*Task details:*
Copy out, unchanged, the part of the records that opens with the line containing "List UI elements" and closes with the line containing "value-label-2018: 5.33 [617, 591, 647, 613]", both of those lines included, leaving the pictures out of your answer.

*Extracted records:*
★ ★ ★
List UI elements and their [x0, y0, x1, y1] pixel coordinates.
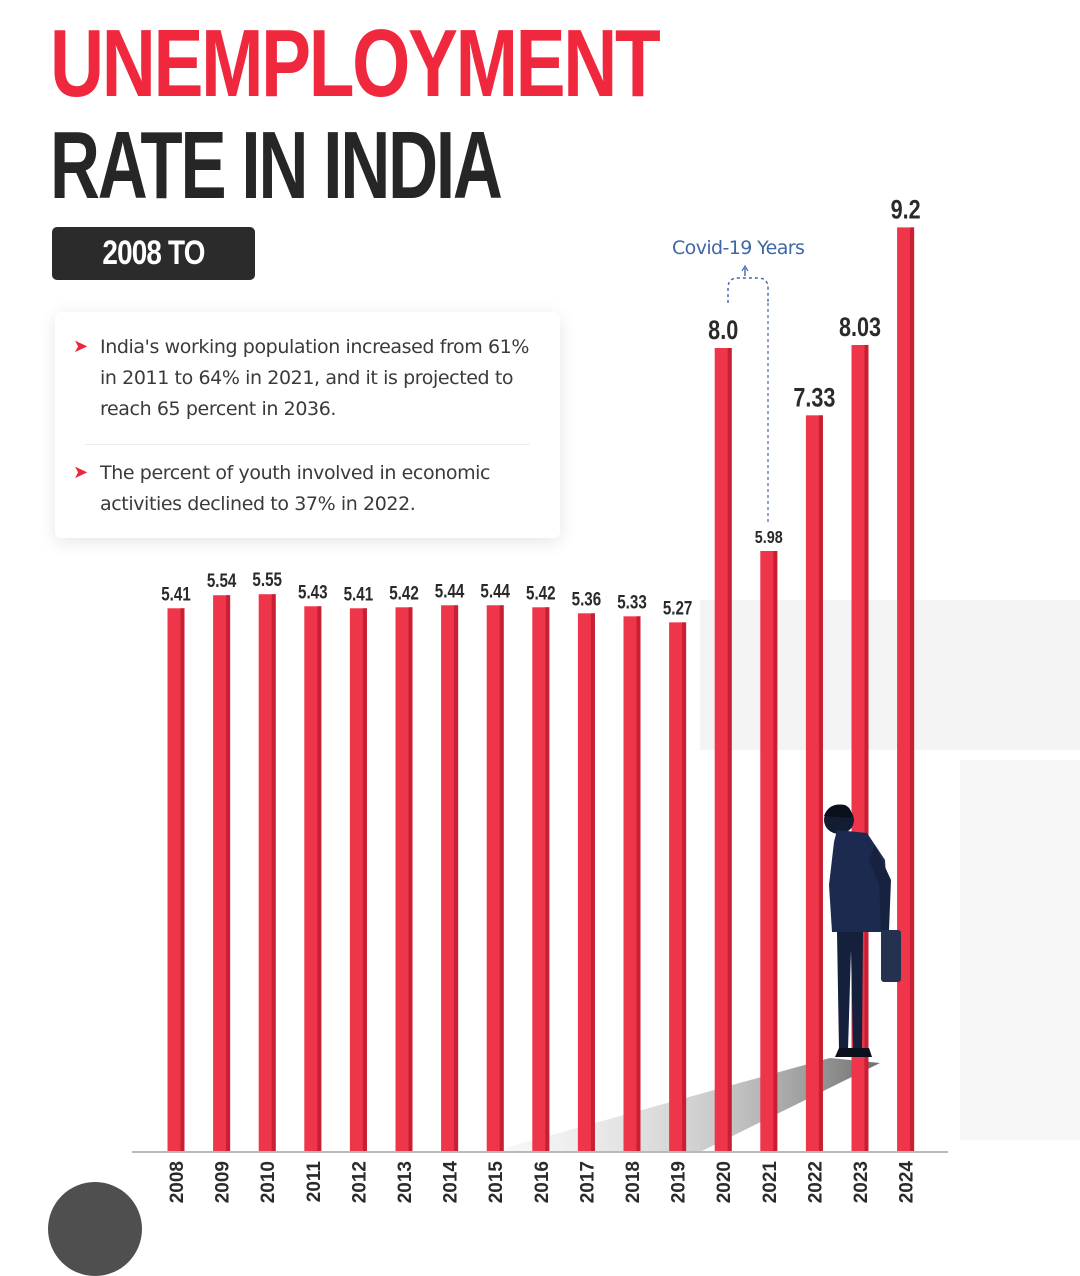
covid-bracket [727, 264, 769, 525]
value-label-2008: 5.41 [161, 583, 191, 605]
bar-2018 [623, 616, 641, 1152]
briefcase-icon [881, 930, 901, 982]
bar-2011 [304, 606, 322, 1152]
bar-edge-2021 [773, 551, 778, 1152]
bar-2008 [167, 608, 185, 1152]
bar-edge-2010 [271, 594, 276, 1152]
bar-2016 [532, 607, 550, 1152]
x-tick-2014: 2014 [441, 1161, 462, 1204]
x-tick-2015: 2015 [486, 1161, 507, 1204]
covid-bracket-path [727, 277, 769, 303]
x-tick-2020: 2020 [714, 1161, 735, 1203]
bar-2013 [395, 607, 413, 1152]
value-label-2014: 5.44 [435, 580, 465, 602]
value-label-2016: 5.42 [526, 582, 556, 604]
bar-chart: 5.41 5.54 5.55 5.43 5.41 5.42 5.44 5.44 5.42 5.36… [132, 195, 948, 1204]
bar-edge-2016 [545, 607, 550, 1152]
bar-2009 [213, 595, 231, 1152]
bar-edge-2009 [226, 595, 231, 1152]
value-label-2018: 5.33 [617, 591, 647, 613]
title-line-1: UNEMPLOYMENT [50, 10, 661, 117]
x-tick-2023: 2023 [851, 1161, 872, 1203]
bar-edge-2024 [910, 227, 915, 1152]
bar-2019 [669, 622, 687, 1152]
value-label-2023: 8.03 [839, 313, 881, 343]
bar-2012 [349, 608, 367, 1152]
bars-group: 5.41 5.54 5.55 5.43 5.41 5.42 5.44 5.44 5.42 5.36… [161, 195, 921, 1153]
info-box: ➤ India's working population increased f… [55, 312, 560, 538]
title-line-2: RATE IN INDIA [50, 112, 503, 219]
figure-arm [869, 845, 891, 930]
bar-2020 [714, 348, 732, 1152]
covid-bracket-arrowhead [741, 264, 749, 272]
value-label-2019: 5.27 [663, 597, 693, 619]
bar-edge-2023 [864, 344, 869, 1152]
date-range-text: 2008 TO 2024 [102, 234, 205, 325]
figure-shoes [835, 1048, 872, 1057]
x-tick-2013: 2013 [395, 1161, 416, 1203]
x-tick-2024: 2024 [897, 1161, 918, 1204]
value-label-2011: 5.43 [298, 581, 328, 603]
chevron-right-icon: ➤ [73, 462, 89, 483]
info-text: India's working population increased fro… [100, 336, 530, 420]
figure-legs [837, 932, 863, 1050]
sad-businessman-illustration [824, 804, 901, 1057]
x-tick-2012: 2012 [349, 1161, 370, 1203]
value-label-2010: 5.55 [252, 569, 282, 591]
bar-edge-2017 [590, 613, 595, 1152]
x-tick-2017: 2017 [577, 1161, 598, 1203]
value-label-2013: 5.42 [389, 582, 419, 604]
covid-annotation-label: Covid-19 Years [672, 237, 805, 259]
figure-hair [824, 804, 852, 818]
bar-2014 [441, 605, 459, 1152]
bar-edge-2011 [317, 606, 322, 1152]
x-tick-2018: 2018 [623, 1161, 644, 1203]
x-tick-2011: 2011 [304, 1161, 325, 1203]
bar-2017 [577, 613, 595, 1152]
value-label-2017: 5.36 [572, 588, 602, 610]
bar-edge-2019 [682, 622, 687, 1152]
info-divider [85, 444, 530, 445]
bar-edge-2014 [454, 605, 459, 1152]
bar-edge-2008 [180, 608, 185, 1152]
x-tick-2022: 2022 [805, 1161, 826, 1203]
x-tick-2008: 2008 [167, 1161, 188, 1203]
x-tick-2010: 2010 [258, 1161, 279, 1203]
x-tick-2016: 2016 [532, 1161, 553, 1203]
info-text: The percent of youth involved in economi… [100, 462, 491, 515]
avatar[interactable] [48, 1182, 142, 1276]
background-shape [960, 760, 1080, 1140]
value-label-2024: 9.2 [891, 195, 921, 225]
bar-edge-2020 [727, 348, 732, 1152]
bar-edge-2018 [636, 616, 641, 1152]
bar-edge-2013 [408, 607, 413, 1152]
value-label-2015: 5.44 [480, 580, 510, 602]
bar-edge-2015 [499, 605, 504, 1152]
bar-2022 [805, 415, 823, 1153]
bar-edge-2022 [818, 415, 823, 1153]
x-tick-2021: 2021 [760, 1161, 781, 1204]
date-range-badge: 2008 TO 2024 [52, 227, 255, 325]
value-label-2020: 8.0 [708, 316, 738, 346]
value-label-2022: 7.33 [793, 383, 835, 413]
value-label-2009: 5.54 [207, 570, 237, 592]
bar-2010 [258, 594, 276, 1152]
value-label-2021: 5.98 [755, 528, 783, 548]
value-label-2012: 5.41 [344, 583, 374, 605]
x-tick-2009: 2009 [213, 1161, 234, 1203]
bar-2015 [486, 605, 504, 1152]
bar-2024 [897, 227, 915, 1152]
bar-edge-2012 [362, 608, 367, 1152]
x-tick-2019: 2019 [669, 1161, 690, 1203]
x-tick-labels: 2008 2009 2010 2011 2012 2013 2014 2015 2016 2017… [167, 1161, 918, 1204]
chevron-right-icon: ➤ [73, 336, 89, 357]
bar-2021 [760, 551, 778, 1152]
★ ★ ★
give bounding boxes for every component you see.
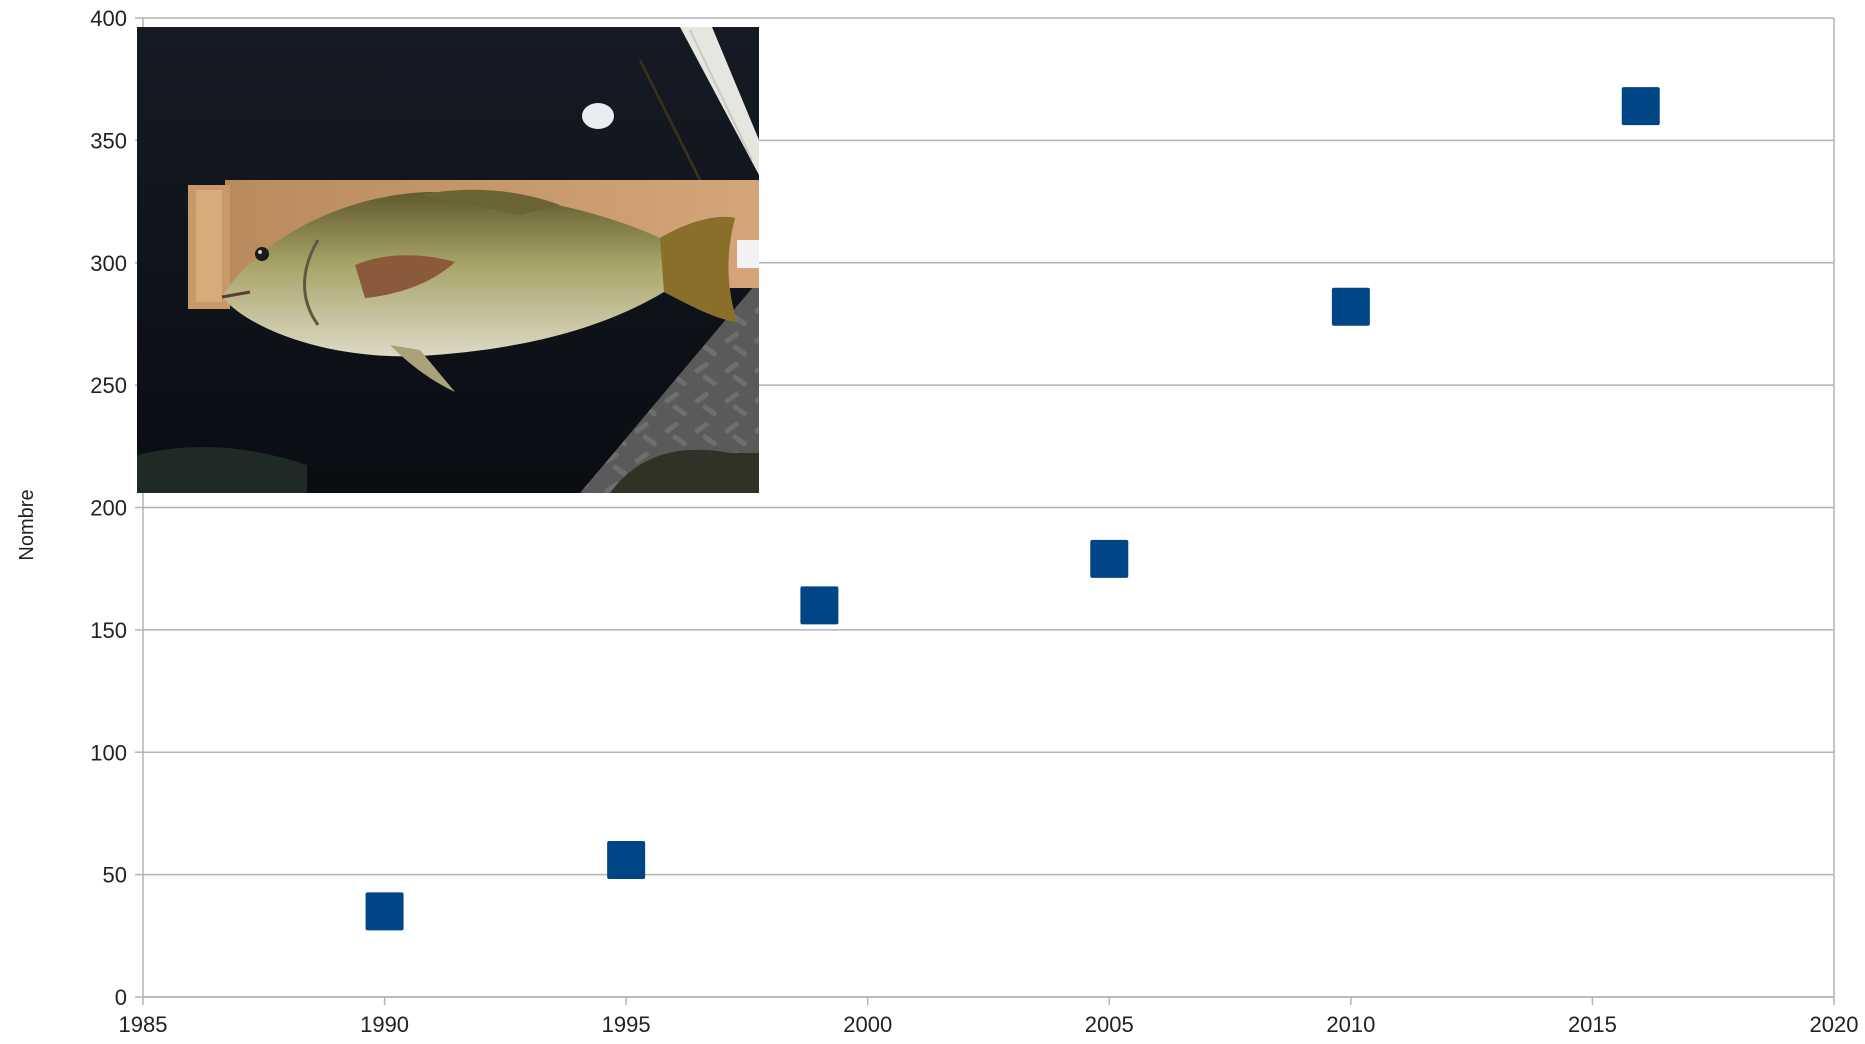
★ ★ ★
*Exercise answer:*
List UI elements and their [x0, y0, x1, y1] pixel coordinates.
covid-bracket [727, 264, 769, 525]
value-label-2008: 5.41 [161, 583, 191, 605]
bar-2018 [623, 616, 641, 1152]
briefcase-icon [881, 930, 901, 982]
bar-2011 [304, 606, 322, 1152]
bar-edge-2021 [773, 551, 778, 1152]
bar-2008 [167, 608, 185, 1152]
bar-edge-2010 [271, 594, 276, 1152]
bar-2016 [532, 607, 550, 1152]
x-tick-2014: 2014 [441, 1161, 462, 1204]
x-tick-2015: 2015 [486, 1161, 507, 1204]
covid-bracket-path [727, 277, 769, 303]
x-tick-2020: 2020 [714, 1161, 735, 1203]
bar-2013 [395, 607, 413, 1152]
value-label-2014: 5.44 [435, 580, 465, 602]
value-label-2016: 5.42 [526, 582, 556, 604]
bar-chart: 5.41 5.54 5.55 5.43 5.41 5.42 5.44 5.44 5.42 5.36… [132, 195, 948, 1204]
bar-edge-2016 [545, 607, 550, 1152]
bar-2009 [213, 595, 231, 1152]
bar-edge-2009 [226, 595, 231, 1152]
value-label-2018: 5.33 [617, 591, 647, 613]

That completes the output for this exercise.